Trecho da página ->

Esses aparelhos têm sido usados em forças policiais em vários países no mundo, com resultados distintos, a depender do contexto e do objetivo a ser alcançado. Por exemplo, alguns modelos são acionados pelo policial que escolhe a hora que a gravação começa e quando ela termina, outros modelos são de gravação contínua ou híbrida (o dispositivo é acionado de forma aleatória em vários momentos do período de trabalho do policial). Outro aspecto que influencia nos resultados das câmeras é a presença ou não de instâncias de controle do seu uso, de acompanhamento do programa, avaliação das metas, responsabilização do mau uso, ou seja, sob qual estrutura de gestão esses mecanismos estão ligados. De nada importa um registro em vídeo de um mal feito se não há quem assista ao material e quem responsabilize o agente pelos seus atos.
Mais importante do que as câmeras corporais é a decisão e o comprometimento do comando da polícia e do governador com a redução da letalidade policial e com a melhora da relação dos cidadãos com os agentes. O exemplo de São Paulo demonstra que os dispositivos são uma ferramenta adicional a uma política pública de controle do uso da força e de aumento da responsabilização dos agentes. Se não houver esse compromisso, as câmeras só serão um péssimo investimento público em um contexto onde há escassez de recursos em áreas cruciais para melhoria da segurança pública.

(Dados de detecção de layout de documentos)
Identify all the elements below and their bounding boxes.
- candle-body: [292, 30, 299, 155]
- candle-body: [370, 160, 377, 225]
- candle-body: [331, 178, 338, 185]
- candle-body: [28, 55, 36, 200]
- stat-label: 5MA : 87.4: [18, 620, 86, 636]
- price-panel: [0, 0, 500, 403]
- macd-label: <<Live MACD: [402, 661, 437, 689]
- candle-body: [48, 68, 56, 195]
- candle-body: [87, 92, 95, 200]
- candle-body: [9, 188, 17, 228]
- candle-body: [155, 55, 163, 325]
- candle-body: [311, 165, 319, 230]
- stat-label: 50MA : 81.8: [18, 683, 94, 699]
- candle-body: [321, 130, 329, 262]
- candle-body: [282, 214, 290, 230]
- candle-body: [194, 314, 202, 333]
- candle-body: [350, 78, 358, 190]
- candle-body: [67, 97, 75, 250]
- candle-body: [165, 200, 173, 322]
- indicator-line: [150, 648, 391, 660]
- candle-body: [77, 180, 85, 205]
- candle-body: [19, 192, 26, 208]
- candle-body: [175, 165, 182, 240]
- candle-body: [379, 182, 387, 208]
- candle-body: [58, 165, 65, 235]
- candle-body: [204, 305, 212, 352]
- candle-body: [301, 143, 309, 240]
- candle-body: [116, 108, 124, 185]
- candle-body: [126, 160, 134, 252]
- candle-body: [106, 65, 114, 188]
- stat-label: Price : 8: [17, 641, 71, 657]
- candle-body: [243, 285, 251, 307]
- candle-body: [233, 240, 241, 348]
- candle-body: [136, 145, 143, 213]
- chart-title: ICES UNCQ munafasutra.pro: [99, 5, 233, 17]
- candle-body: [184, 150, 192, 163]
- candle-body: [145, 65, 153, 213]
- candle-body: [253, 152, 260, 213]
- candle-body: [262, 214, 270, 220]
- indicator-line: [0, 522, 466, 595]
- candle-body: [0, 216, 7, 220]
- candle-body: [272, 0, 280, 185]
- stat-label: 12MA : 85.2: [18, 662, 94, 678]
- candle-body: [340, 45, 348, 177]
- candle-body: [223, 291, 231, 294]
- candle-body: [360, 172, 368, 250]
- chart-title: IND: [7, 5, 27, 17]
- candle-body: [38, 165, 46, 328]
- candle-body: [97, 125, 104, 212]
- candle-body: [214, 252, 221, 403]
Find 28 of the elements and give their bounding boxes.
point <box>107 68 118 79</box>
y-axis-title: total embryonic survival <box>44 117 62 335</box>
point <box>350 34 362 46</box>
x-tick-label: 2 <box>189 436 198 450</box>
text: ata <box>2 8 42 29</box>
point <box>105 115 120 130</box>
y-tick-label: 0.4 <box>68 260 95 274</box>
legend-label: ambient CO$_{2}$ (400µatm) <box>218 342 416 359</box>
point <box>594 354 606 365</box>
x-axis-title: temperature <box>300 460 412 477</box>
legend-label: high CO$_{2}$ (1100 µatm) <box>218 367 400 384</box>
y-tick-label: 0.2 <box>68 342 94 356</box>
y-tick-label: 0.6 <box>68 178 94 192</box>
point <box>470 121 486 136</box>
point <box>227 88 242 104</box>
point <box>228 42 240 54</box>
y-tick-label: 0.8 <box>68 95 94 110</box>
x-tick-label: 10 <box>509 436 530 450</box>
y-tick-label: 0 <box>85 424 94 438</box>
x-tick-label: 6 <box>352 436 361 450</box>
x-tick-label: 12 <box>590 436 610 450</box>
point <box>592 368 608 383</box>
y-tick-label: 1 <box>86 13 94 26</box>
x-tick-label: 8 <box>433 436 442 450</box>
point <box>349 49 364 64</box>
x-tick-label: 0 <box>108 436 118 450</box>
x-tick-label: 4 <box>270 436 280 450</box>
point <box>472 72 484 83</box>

O que fazer ->
a – Responda com base no trecho sobre câmeras corporais:
(i) Como funciona o modelo de gravação híbrida?
(ii) O que é apontado como mais importante do que as câmeras corporais?
(iii) O que o exemplo de São Paulo demonstra sobre os dispositivos?
b – Copie fielmente, do trecho sobre câmeras corporais, a parte que começa com as palavras "Esses aparelhos têm" e termina com "pelos seus atos.".
c – Dê continuidade ao trecho sobre câmeras corporais a partir da última frase apresentada.

Respostas por tarefa ->
a –
(i) O dispositivo é acionado de forma aleatória em vários momentos do período de trabalho do policial.
(ii) A decisão e o comprometimento do comando da polícia e do governador com a redução da letalidade policial e com a melhora da relação dos cidadãos com os agentes.
(iii) Que eles são uma ferramenta adicional a uma política pública de controle do uso da força e de aumento da responsabilização dos agentes.

b –
Esses aparelhos têm sido usados em forças policiais em vários países no mundo, com resultados distintos, a depender do contexto e do objetivo a ser alcançado. Por exemplo, alguns modelos são acionados pelo policial que escolhe a hora que a gravação começa e quando ela termina, outros modelos são de gravação contínua ou híbrida (o dispositivo é acionado de forma aleatória em vários momentos do período de trabalho do policial). Outro aspecto que influencia nos resultados das câmeras é a presença ou não de instâncias de controle do seu uso, de acompanhamento do programa, avaliação das metas, responsabilização do mau uso, ou seja, sob qual estrutura de gestão esses mecanismos estão ligados. De nada importa um registro em vídeo de um mal feito se não há quem assista ao material e quem responsabilize o agente pelos seus atos.

c –
Por fim, o policiamento preditivo tem despontado como um horizonte para onde candidatos e autoridades têm buscado caminhar. Em termos muito genéricos, os algoritmos de predição na segurança pública tem dois possíveis usos: prever quem cometerá crimes ou prever em qual local o crime ocorrerá. O primeiro uso, apesar de distópico, acontece na realidade. A Anistia Internacional pediu em 2020 para que a Holanda deixasse de usar algoritmos de policiamento preditivo que estavam discriminando cidadãos de países do Leste Europeu, classificando-os frequentemente como possíveis criminosos; segundo denúncias, o governo chinês tem usado os mesmos algoritmos para perseguir a minoria Uigur na região de Xinjiang; alguns desses softwares tem até mesmo utilizado informações de redes sociais, como o username do Instagram, como um indicativo de inclinação ao extremismo, principalmente quando o alvo são pessoas de origem árabe ou islâmicos.
Outro uso visto por muitos como menos prejudicial é o algoritmo de policiamento preditivo que auxilia na avaliação dos locais com maior probabilidade de ocorrência de crimes, o mesmo uso referido por Ciro Gomes em entrevista ao Jornal Nacional. Eles seriam como versões “melhoradas” das análises de manchas criminais (hotspots) já bem conhecidas das polícias. Ocorre que esses algoritmos têm se mostrado enviesados, e as respostas para contornar tal viés têm se mostrado desastrosas. O PredPol, talvez o algoritmo mais utilizado para policiamento preditivo, focaliza de maneira desproporcional bairros de maioria negra, latina e de baixa renda nos Estados Unidos. O CrimeRadar, criado no Brasil, indicava o bairro de Ipanema, um dos mais ricos da cidade, como mais predisposto à ocorrência de crimes do que a favela de Costa Barros.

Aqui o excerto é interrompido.